■ Problem details: Below are the entries; output exactly the lines from the one containing "Enumerate this screenshot's" through the final line, inclusive.

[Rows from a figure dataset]
— start —
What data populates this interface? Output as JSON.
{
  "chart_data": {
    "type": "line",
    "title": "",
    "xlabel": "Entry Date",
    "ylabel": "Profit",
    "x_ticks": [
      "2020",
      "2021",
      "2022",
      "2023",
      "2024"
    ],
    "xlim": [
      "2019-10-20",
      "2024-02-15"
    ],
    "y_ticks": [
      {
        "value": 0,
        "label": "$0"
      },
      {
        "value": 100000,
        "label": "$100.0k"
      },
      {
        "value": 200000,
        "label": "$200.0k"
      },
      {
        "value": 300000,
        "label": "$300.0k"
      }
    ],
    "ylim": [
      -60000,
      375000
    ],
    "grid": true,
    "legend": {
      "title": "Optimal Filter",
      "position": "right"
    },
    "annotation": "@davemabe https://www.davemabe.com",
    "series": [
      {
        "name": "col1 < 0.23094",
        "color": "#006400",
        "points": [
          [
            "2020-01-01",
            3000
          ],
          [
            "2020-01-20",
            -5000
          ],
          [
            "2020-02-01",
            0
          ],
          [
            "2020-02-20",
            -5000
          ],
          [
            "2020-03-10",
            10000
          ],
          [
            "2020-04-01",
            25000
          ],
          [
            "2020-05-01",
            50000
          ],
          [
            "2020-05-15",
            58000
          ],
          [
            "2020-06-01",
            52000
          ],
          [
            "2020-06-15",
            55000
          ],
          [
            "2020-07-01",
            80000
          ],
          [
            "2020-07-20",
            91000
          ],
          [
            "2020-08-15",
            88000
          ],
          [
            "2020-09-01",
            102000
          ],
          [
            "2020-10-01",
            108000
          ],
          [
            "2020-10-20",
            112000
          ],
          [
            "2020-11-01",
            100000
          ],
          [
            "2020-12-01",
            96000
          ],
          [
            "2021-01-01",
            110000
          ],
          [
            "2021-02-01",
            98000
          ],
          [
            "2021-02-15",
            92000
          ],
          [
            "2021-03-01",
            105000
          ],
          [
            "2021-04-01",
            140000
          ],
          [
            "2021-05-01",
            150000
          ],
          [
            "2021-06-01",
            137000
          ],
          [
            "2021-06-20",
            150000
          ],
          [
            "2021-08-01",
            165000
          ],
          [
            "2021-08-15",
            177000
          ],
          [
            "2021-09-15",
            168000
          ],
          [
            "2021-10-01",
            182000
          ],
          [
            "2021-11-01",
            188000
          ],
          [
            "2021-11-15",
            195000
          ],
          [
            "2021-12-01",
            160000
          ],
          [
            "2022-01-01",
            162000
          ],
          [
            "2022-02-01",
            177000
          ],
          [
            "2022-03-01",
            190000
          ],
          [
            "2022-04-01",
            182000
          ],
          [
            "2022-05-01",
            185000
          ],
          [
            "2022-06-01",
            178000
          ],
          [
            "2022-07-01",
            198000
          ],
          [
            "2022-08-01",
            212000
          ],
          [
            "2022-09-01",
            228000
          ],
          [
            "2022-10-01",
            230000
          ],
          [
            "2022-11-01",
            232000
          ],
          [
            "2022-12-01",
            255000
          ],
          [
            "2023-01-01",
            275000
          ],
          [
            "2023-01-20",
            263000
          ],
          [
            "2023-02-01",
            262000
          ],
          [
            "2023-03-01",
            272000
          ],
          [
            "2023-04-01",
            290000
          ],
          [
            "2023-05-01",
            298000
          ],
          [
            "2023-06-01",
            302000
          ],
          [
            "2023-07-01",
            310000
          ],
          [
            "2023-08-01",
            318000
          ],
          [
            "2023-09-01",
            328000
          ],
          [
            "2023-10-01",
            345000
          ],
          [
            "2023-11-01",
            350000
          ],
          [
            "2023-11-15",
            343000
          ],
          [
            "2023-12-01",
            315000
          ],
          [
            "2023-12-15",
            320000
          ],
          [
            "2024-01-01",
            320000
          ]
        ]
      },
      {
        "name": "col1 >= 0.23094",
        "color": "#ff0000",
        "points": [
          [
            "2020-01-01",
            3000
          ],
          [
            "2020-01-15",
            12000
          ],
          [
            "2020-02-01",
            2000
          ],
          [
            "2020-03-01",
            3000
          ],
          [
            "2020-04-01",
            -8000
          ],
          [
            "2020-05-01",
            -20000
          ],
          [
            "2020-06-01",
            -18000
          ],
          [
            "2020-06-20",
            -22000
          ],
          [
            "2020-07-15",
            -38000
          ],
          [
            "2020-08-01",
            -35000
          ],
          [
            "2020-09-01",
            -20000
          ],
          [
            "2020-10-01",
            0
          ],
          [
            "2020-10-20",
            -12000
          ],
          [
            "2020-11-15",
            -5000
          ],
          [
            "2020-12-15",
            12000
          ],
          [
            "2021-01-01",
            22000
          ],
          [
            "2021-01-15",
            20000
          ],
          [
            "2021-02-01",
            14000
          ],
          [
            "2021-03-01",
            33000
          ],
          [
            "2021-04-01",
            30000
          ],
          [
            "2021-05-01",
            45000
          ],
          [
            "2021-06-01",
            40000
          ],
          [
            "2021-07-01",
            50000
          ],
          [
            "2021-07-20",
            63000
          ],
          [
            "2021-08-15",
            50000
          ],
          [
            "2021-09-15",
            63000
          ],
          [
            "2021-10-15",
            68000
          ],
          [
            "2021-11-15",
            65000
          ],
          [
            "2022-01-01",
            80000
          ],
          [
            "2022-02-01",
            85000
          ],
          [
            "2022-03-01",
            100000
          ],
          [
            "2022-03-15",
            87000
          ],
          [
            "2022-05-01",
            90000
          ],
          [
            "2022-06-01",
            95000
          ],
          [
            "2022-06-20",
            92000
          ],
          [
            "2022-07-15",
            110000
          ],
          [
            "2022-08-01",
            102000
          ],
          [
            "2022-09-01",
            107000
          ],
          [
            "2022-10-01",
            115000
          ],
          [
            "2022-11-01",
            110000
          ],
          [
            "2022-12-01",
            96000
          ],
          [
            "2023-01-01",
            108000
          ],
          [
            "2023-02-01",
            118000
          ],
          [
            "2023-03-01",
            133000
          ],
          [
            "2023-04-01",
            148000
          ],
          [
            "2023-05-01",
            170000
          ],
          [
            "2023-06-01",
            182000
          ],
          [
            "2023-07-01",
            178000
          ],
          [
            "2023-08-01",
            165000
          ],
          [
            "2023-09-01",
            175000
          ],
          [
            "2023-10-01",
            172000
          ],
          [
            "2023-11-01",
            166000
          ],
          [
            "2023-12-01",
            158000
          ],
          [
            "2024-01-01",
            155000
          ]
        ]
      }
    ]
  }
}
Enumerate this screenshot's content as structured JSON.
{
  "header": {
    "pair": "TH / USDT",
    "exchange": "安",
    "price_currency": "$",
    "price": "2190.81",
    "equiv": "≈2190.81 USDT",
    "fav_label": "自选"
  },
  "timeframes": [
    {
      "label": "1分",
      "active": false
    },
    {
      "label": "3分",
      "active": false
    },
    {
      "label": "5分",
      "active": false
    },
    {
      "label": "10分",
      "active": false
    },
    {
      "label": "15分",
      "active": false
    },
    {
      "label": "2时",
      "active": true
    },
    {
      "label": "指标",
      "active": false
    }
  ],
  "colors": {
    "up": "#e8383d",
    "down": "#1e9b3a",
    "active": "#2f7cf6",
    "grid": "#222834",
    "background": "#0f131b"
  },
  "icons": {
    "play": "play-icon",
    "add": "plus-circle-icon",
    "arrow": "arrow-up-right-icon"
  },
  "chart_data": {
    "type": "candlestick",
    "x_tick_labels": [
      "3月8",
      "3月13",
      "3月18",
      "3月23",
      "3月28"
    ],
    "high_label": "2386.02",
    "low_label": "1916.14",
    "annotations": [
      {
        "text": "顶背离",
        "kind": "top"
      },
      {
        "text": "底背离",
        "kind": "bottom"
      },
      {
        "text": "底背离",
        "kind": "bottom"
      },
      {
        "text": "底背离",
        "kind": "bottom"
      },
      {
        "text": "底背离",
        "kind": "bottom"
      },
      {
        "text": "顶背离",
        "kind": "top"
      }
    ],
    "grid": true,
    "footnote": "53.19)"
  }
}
— end —
■ Final result:
Enumerate this screenshot's content as structured JSON.
{
  "header": {
    "pair": "TH / USDT",
    "exchange": "安",
    "price_currency": "$",
    "price": "2190.81",
    "equiv": "≈2190.81 USDT",
    "fav_label": "自选"
  },
  "timeframes": [
    {
      "label": "1分",
      "active": false
    },
    {
      "label": "3分",
      "active": false
    },
    {
      "label": "5分",
      "active": false
    },
    {
      "label": "10分",
      "active": false
    },
    {
      "label": "15分",
      "active": false
    },
    {
      "label": "2时",
      "active": true
    },
    {
      "label": "指标",
      "active": false
    }
  ],
  "colors": {
    "up": "#e8383d",
    "down": "#1e9b3a",
    "active": "#2f7cf6",
    "grid": "#222834",
    "background": "#0f131b"
  },
  "icons": {
    "play": "play-icon",
    "add": "plus-circle-icon",
    "arrow": "arrow-up-right-icon"
  },
  "chart_data": {
    "type": "candlestick",
    "x_tick_labels": [
      "3月8",
      "3月13",
      "3月18",
      "3月23",
      "3月28"
    ],
    "high_label": "2386.02",
    "low_label": "1916.14",
    "annotations": [
      {
        "text": "顶背离",
        "kind": "top"
      },
      {
        "text": "底背离",
        "kind": "bottom"
      },
      {
        "text": "底背离",
        "kind": "bottom"
      },
      {
        "text": "底背离",
        "kind": "bottom"
      },
      {
        "text": "底背离",
        "kind": "bottom"
      },
      {
        "text": "顶背离",
        "kind": "top"
      }
    ],
    "grid": true,
    "footnote": "53.19)"
  }
}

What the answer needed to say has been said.